Every line from the one that contains "Output the text content of this document." to the last line of the listing below should be quoted verbatim. Pictures are excluded.
-------- Task material
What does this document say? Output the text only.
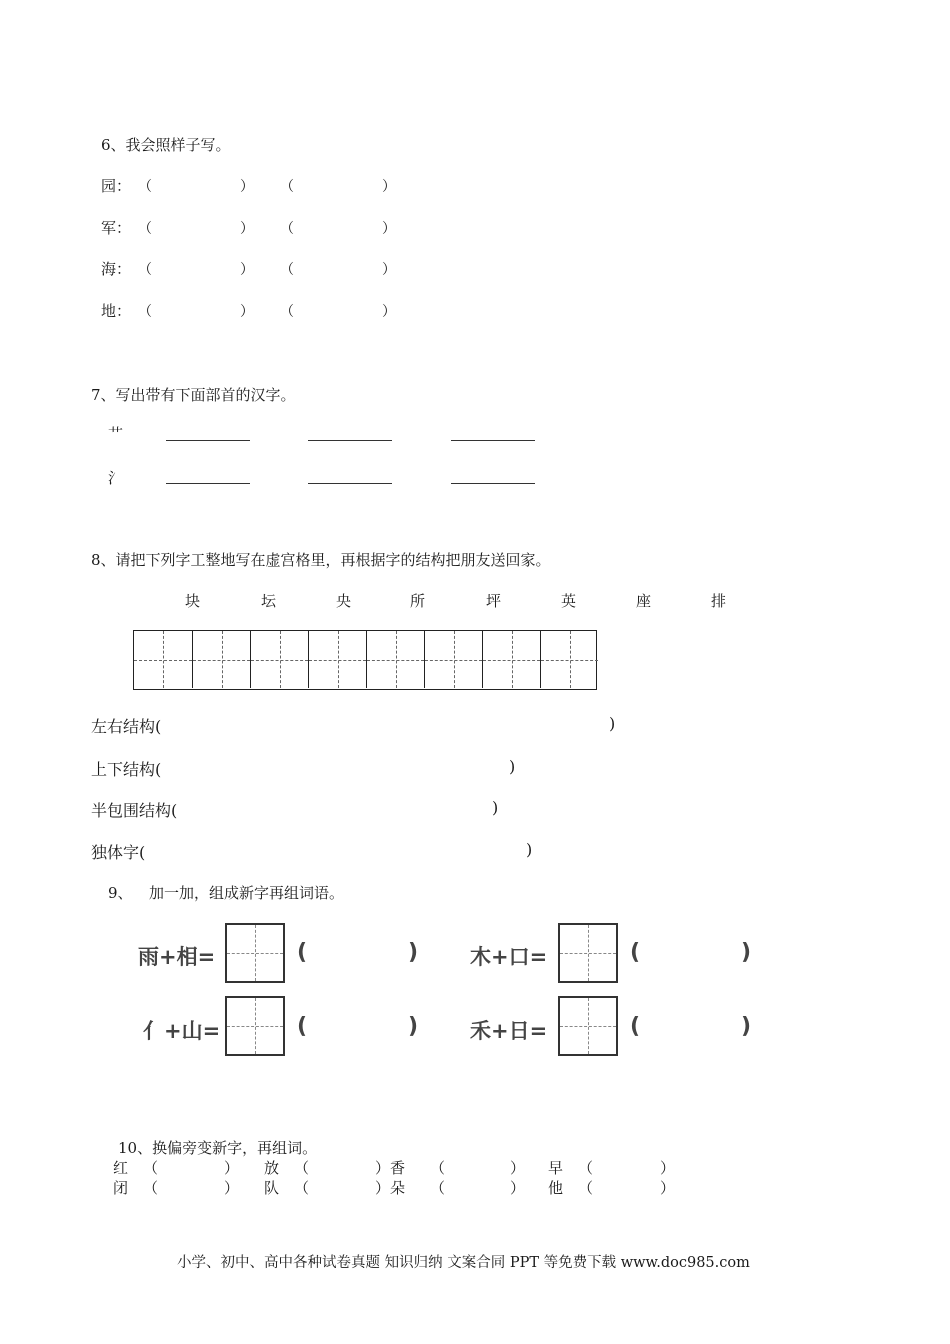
6、我会照样子写。
园： （	） （	）
军： （	） （	）
海： （	） （	）
地： （	） （	）
7、写出带有下面部首的汉字。
艹
氵
8、请把下列字工整地写在虚宫格里，再根据字的结构把朋友送回家。
块	坛	央	所	坪	英	座	排
左右结构(	)
上下结构(	)
半包围结构(	)
独体字(	)
9、 加一加，组成新字再组词语。
雨+相=	(	) 木+口=	(	)
亻+山=	(	) 禾+日=	(	)
10、换偏旁变新字，再组词。
红 （	） 放 （	）香 （	） 早 （	）
闭 （	） 队 （	）朵 （	） 他 （	）
小学、初中、高中各种试卷真题 知识归纳 文案合同 PPT 等免费下载 www.doc985.com
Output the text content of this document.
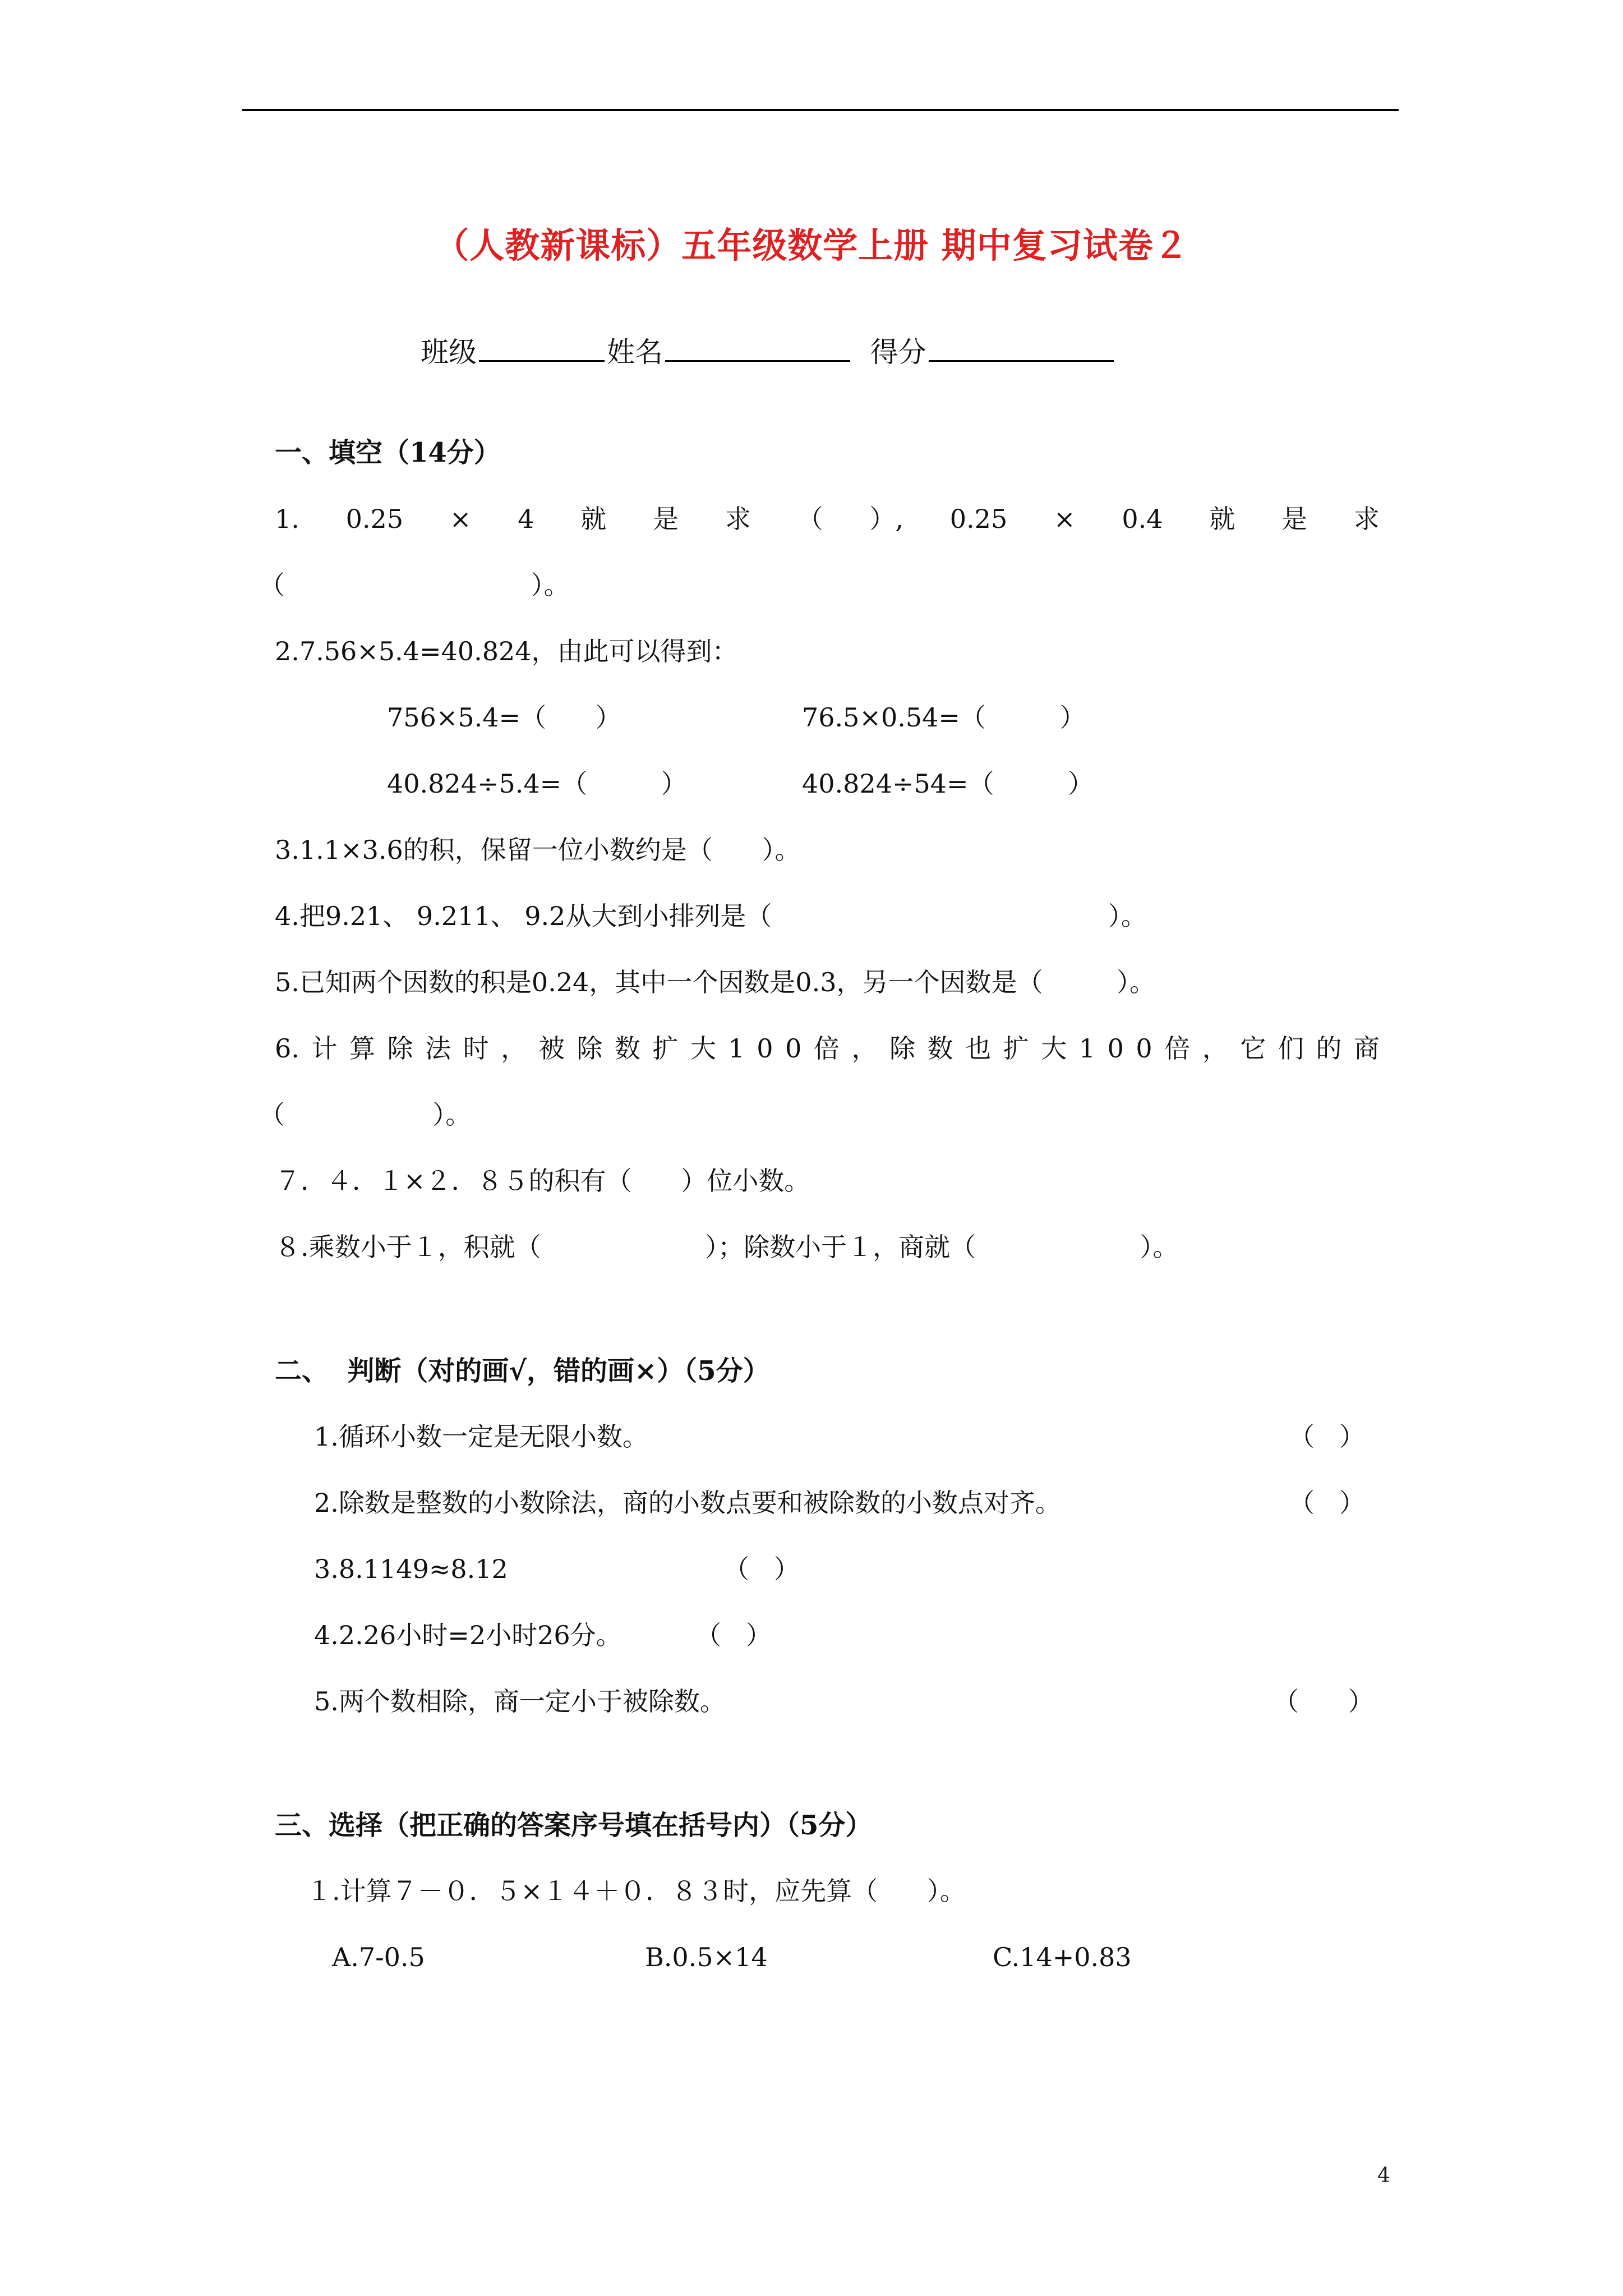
（人教新课标）五年级数学上册 期中复习试卷２
班级	姓名	得分
一、填空（14分）
1. 0.25 × 4 就 是 求 （ ）, 0.25 × 0.4 就 是 求
（                              ）。
2.7.56×5.4=40.824，由此可以得到：
756×5.4=（      ）	76.5×0.54=（         ）
40.824÷5.4=（         ）	40.824÷54=（         ）
3.1.1×3.6的积，保留一位小数约是（      ）。
4.把9.21、 9.211、 9.2从大到小排列是（                                         ）。
5.已知两个因数的积是0.24，其中一个因数是0.3，另一个因数是（         ）。
6. 计 算 除 法 时 ， 被 除 数 扩 大 1 0 0 倍 ， 除 数 也 扩 大 1 0 0 倍 ， 它 们 的 商
（                  ）。
７．４．１×２．８５的积有（      ）位小数。
８.乘数小于１，积就（                    ）；除数小于１，商就（                    ）。
二、  判断（对的画√，错的画×）（5分）
1.循环小数一定是无限小数。	（   ）
2.除数是整数的小数除法，商的小数点要和被除数的小数点对齐。	（   ）
3.8.1149≈8.12	（   ）
4.2.26小时=2小时26分。	（   ）
5.两个数相除，商一定小于被除数。	（      ）
三、选择（把正确的答案序号填在括号内）（5分）
１.计算７－０．５×１４＋０．８３时，应先算（      ）。
A.7-0.5	B.0.5×14	C.14+0.83
4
----------------
**Task result**
Output the text content of this document.
（人教新课标）五年级数学上册 期中复习试卷２
班级	姓名	得分
一、填空（14分）
1. 0.25 × 4 就 是 求 （ ）, 0.25 × 0.4 就 是 求
（                              ）。
2.7.56×5.4=40.824，由此可以得到：
756×5.4=（      ）	76.5×0.54=（         ）
40.824÷5.4=（         ）	40.824÷54=（         ）
3.1.1×3.6的积，保留一位小数约是（      ）。
4.把9.21、 9.211、 9.2从大到小排列是（                                         ）。
5.已知两个因数的积是0.24，其中一个因数是0.3，另一个因数是（         ）。
6. 计 算 除 法 时 ， 被 除 数 扩 大 1 0 0 倍 ， 除 数 也 扩 大 1 0 0 倍 ， 它 们 的 商
（                  ）。
７．４．１×２．８５的积有（      ）位小数。
８.乘数小于１，积就（                    ）；除数小于１，商就（                    ）。
二、  判断（对的画√，错的画×）（5分）
1.循环小数一定是无限小数。	（   ）
2.除数是整数的小数除法，商的小数点要和被除数的小数点对齐。	（   ）
3.8.1149≈8.12	（   ）
4.2.26小时=2小时26分。	（   ）
5.两个数相除，商一定小于被除数。	（      ）
三、选择（把正确的答案序号填在括号内）（5分）
１.计算７－０．５×１４＋０．８３时，应先算（      ）。
A.7-0.5	B.0.5×14	C.14+0.83
4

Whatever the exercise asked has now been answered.